• _REQUIREMENTS_:
Filter the records below down to lines containing "anos".

Saved entries:
• • • •
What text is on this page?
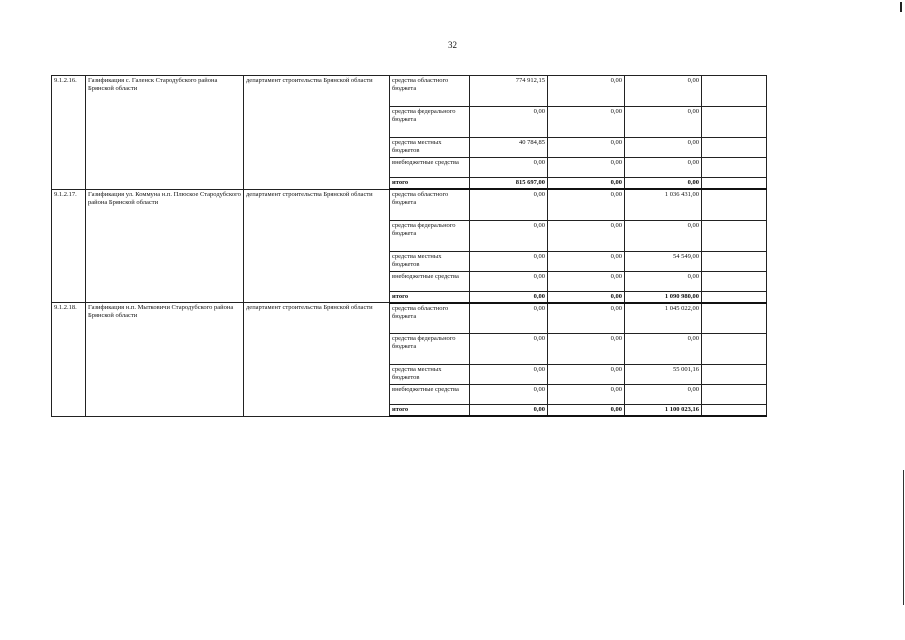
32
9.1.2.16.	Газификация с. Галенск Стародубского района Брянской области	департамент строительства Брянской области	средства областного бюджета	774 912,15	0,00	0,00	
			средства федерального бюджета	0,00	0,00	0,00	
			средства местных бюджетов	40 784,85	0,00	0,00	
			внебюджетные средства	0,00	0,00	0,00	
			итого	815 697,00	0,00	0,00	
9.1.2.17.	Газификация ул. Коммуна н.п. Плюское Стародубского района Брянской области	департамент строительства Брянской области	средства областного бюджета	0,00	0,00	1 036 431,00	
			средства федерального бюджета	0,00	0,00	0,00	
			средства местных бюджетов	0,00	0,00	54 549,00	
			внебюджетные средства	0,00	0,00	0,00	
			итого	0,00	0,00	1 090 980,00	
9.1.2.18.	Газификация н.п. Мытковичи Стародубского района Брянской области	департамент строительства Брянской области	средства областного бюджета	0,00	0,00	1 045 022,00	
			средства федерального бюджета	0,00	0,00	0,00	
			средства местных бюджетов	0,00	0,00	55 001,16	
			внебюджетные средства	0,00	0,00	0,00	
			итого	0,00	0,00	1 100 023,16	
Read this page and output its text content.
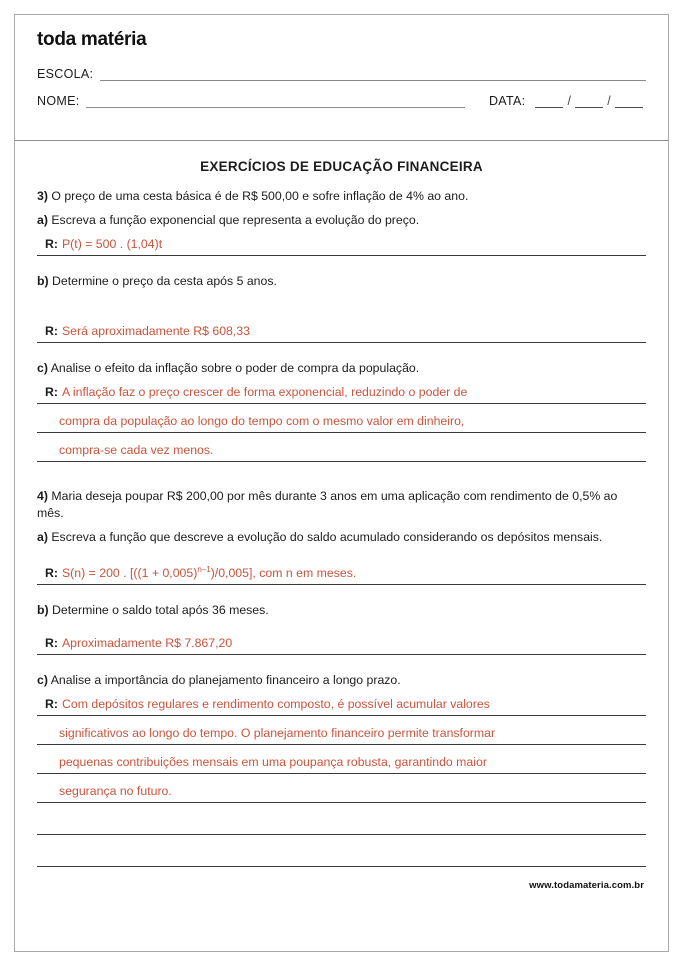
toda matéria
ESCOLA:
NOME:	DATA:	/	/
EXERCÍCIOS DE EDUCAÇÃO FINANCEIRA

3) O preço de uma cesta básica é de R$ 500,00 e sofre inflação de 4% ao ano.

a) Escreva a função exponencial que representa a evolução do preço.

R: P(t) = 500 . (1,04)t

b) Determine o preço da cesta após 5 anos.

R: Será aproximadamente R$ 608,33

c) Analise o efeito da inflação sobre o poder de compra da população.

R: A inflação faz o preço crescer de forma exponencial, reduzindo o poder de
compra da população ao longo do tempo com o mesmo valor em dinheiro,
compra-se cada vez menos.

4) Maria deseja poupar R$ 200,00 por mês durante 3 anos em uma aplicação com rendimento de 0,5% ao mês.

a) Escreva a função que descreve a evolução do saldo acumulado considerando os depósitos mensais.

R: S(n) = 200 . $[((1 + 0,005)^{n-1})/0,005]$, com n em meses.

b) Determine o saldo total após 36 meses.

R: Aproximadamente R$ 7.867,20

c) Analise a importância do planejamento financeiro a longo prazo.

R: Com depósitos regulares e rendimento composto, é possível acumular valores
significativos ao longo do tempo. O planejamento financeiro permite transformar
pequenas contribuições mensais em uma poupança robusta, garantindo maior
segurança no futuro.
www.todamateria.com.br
• • • •
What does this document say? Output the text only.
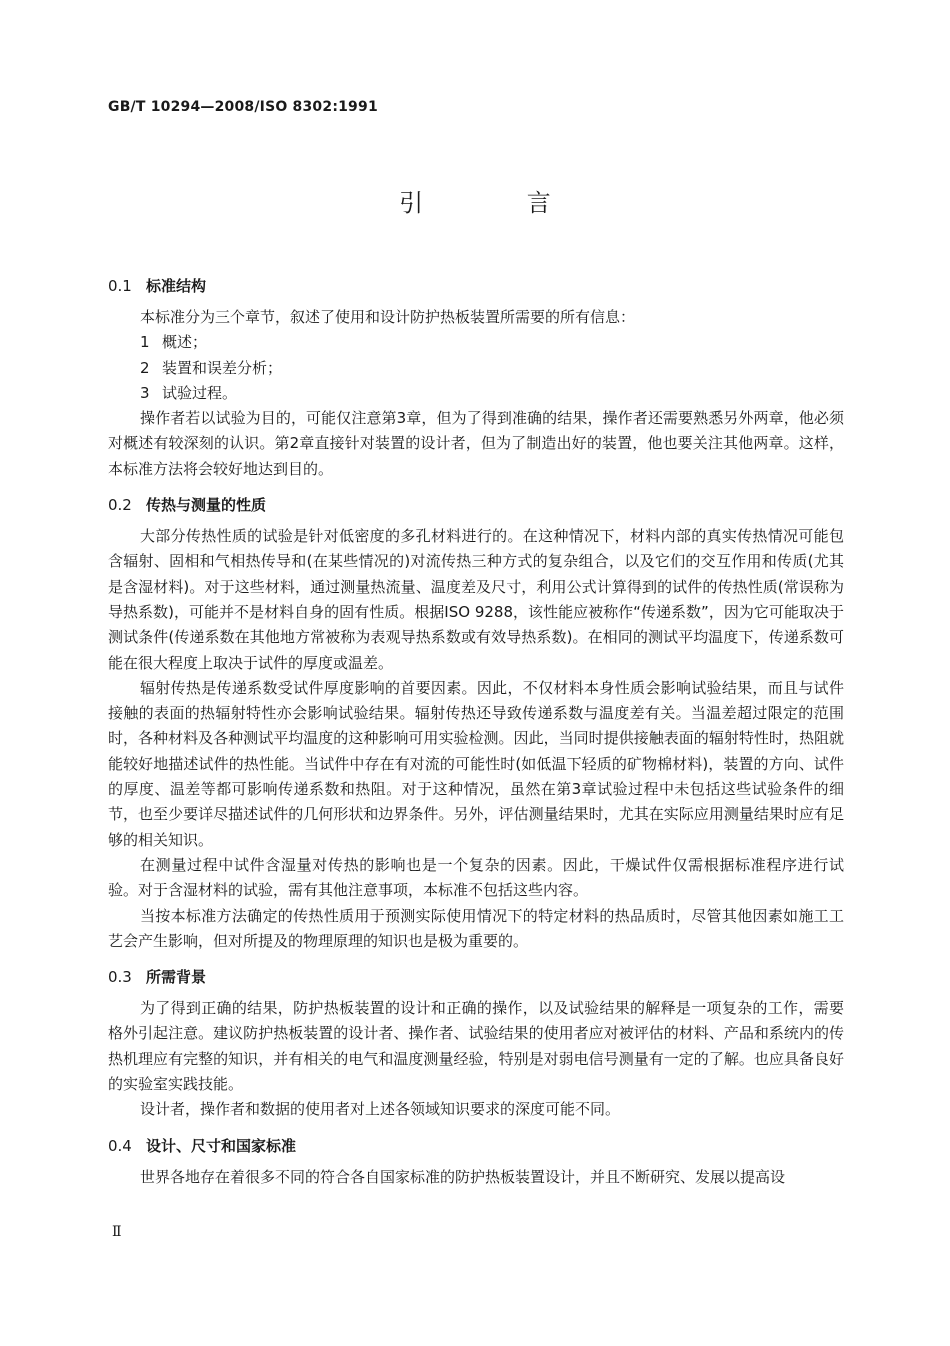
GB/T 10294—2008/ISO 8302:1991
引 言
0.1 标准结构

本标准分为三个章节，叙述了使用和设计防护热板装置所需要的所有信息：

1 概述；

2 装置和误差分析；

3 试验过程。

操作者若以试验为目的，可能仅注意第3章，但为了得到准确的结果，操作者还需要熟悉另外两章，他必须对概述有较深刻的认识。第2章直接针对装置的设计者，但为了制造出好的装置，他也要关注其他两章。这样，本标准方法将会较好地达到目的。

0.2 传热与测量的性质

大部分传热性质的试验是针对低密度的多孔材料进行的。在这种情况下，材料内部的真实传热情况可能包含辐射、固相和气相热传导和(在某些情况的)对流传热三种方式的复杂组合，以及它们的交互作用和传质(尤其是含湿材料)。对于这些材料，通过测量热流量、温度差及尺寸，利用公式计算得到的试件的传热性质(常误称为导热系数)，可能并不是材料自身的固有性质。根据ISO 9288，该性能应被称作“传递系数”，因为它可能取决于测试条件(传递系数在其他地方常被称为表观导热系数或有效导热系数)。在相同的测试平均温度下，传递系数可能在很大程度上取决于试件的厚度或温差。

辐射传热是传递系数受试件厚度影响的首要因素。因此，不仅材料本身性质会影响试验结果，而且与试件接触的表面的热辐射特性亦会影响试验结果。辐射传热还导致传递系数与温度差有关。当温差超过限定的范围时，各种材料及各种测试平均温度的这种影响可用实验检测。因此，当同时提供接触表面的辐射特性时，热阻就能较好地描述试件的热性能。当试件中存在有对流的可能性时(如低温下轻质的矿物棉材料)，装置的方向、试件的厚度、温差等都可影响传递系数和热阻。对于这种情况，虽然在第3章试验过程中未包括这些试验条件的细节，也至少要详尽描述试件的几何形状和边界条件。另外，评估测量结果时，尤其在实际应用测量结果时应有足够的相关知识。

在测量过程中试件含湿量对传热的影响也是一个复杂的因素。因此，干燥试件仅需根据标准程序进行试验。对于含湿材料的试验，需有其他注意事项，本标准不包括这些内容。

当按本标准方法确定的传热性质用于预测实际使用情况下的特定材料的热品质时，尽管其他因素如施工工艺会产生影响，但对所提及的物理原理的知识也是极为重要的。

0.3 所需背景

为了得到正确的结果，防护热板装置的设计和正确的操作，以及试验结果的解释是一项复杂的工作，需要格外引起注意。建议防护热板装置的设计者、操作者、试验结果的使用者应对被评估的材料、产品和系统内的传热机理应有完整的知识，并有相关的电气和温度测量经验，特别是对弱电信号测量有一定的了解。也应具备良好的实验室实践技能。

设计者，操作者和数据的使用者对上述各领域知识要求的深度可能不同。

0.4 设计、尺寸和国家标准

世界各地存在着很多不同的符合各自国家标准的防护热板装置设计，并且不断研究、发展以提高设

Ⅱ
• • • •
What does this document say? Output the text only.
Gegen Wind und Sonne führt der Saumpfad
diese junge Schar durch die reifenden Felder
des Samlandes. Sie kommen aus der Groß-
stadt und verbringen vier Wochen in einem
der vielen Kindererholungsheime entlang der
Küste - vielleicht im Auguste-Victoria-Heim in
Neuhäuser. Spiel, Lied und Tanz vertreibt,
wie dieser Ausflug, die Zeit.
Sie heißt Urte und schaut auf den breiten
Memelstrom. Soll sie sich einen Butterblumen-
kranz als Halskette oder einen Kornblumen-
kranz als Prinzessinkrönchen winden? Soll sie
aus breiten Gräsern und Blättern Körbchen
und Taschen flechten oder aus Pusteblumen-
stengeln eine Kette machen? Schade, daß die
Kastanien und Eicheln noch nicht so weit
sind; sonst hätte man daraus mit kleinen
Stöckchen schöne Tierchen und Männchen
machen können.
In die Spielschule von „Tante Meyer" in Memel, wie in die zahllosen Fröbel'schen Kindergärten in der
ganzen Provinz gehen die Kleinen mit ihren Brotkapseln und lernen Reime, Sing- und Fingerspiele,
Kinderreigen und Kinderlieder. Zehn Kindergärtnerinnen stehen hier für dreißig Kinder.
• • • •
• _RESPONSE TO THIS TASK_:
b) Determine o preço da cesta após 5 anos.
4) Maria deseja poupar R$ 200,00 por mês durante 3 anos em uma aplicação com rendimento de 0,5% ao mês.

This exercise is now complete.